▶ **GOAL**: Your task is to extract every line from the material below exactly.
Begin DATA LISTING
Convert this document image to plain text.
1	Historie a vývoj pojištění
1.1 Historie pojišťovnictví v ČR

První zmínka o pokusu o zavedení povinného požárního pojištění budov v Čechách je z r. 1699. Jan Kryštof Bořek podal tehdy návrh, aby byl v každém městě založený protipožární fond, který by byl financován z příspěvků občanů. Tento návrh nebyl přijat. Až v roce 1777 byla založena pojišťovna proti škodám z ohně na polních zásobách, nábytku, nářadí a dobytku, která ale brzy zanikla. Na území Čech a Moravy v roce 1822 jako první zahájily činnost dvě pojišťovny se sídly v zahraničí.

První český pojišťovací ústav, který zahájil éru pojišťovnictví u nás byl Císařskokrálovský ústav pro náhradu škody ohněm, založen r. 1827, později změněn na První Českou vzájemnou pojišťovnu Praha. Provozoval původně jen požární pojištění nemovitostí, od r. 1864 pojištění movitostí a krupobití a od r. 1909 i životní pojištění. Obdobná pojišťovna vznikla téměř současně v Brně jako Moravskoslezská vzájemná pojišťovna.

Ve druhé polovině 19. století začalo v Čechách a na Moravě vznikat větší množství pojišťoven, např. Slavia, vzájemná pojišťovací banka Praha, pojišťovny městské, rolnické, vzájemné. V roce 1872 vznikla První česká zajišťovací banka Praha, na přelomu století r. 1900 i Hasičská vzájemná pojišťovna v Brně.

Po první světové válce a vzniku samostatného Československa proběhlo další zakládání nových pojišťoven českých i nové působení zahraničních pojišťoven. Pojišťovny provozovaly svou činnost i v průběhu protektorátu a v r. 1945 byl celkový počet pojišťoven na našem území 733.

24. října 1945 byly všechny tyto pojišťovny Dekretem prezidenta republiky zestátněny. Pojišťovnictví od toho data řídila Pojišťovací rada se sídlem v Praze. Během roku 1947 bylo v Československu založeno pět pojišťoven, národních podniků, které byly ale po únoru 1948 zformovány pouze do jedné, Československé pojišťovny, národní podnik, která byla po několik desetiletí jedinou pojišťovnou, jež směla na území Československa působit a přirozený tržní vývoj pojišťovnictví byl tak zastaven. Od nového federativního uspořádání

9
End DATA LISTING
▶ **WRITTEN SOLUTION**:
Convert this document image to plain text.
1	Historie a vývoj pojištění
1.1 Historie pojišťovnictví v ČR

První zmínka o pokusu o zavedení povinného požárního pojištění budov v Čechách je z r. 1699. Jan Kryštof Bořek podal tehdy návrh, aby byl v každém městě založený protipožární fond, který by byl financován z příspěvků občanů. Tento návrh nebyl přijat. Až v roce 1777 byla založena pojišťovna proti škodám z ohně na polních zásobách, nábytku, nářadí a dobytku, která ale brzy zanikla. Na území Čech a Moravy v roce 1822 jako první zahájily činnost dvě pojišťovny se sídly v zahraničí.

První český pojišťovací ústav, který zahájil éru pojišťovnictví u nás byl Císařskokrálovský ústav pro náhradu škody ohněm, založen r. 1827, později změněn na První Českou vzájemnou pojišťovnu Praha. Provozoval původně jen požární pojištění nemovitostí, od r. 1864 pojištění movitostí a krupobití a od r. 1909 i životní pojištění. Obdobná pojišťovna vznikla téměř současně v Brně jako Moravskoslezská vzájemná pojišťovna.

Ve druhé polovině 19. století začalo v Čechách a na Moravě vznikat větší množství pojišťoven, např. Slavia, vzájemná pojišťovací banka Praha, pojišťovny městské, rolnické, vzájemné. V roce 1872 vznikla První česká zajišťovací banka Praha, na přelomu století r. 1900 i Hasičská vzájemná pojišťovna v Brně.

Po první světové válce a vzniku samostatného Československa proběhlo další zakládání nových pojišťoven českých i nové působení zahraničních pojišťoven. Pojišťovny provozovaly svou činnost i v průběhu protektorátu a v r. 1945 byl celkový počet pojišťoven na našem území 733.

24. října 1945 byly všechny tyto pojišťovny Dekretem prezidenta republiky zestátněny. Pojišťovnictví od toho data řídila Pojišťovací rada se sídlem v Praze. Během roku 1947 bylo v Československu založeno pět pojišťoven, národních podniků, které byly ale po únoru 1948 zformovány pouze do jedné, Československé pojišťovny, národní podnik, která byla po několik desetiletí jedinou pojišťovnou, jež směla na území Československa působit a přirozený tržní vývoj pojišťovnictví byl tak zastaven. Od nového federativního uspořádání

9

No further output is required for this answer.